**The data:**
┄┄┄┄┄┄┄┄┄┄┄┄┄┄┄┄┄┄┄┄

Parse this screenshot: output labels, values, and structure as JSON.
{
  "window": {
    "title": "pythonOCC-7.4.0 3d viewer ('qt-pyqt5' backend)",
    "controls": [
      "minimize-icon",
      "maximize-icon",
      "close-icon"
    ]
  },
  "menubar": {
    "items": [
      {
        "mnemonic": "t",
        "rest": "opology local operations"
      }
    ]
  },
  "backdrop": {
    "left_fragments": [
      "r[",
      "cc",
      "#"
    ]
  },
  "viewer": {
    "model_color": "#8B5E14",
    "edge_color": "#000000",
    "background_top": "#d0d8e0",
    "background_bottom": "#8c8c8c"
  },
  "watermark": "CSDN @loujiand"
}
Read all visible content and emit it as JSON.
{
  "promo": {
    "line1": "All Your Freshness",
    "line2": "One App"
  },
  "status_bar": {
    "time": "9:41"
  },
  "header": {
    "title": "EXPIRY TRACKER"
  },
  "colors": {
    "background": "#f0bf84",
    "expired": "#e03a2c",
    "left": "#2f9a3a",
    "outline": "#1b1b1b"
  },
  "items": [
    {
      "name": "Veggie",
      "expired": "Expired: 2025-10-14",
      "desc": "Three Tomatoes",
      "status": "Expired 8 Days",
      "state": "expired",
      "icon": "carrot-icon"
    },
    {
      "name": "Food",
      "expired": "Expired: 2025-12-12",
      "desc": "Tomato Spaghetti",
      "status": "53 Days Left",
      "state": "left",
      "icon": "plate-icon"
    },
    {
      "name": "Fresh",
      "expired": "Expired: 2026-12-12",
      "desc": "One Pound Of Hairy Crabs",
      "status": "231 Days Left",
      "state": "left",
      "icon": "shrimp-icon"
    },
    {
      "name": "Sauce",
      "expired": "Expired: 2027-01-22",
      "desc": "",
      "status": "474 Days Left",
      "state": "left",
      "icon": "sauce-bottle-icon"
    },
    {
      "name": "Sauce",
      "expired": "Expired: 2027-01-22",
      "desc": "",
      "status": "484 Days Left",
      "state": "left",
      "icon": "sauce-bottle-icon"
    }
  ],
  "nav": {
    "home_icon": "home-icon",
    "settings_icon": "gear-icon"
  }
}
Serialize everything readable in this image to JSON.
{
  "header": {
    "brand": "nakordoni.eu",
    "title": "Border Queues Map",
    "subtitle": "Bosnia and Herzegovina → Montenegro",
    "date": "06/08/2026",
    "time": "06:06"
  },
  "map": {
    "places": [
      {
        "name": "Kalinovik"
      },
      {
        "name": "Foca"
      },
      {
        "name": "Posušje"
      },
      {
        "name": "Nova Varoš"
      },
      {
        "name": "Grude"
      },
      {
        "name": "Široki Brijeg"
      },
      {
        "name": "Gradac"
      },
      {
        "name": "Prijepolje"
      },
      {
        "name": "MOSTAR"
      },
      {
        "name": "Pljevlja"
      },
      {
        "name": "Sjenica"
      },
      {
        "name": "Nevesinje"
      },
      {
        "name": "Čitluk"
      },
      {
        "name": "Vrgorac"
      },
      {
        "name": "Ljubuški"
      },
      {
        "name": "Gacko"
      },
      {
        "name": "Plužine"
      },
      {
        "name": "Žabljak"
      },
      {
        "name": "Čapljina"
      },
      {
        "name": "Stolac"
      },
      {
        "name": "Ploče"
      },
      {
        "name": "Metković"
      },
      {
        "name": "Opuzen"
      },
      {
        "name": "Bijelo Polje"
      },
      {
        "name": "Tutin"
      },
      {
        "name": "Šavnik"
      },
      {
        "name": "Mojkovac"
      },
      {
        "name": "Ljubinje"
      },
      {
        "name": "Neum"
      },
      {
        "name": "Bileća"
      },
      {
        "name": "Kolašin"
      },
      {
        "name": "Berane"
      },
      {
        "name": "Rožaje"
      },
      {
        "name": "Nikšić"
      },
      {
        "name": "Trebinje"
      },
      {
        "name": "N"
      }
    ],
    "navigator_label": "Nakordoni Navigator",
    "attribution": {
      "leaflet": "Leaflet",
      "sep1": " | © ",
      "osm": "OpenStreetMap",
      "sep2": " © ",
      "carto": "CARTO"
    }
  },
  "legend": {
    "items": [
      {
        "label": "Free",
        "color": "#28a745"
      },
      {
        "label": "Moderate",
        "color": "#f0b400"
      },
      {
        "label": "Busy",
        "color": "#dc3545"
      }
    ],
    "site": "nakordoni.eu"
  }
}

┄┄┄┄┄┄┄┄┄┄┄┄┄┄┄┄┄┄┄┄

Pick out all the lines with the word "JSON" in them and copy them.

Parse this screenshot: output labels, values, and structure as JSON.
Read all visible content and emit it as JSON.
Serialize everything readable in this image to JSON.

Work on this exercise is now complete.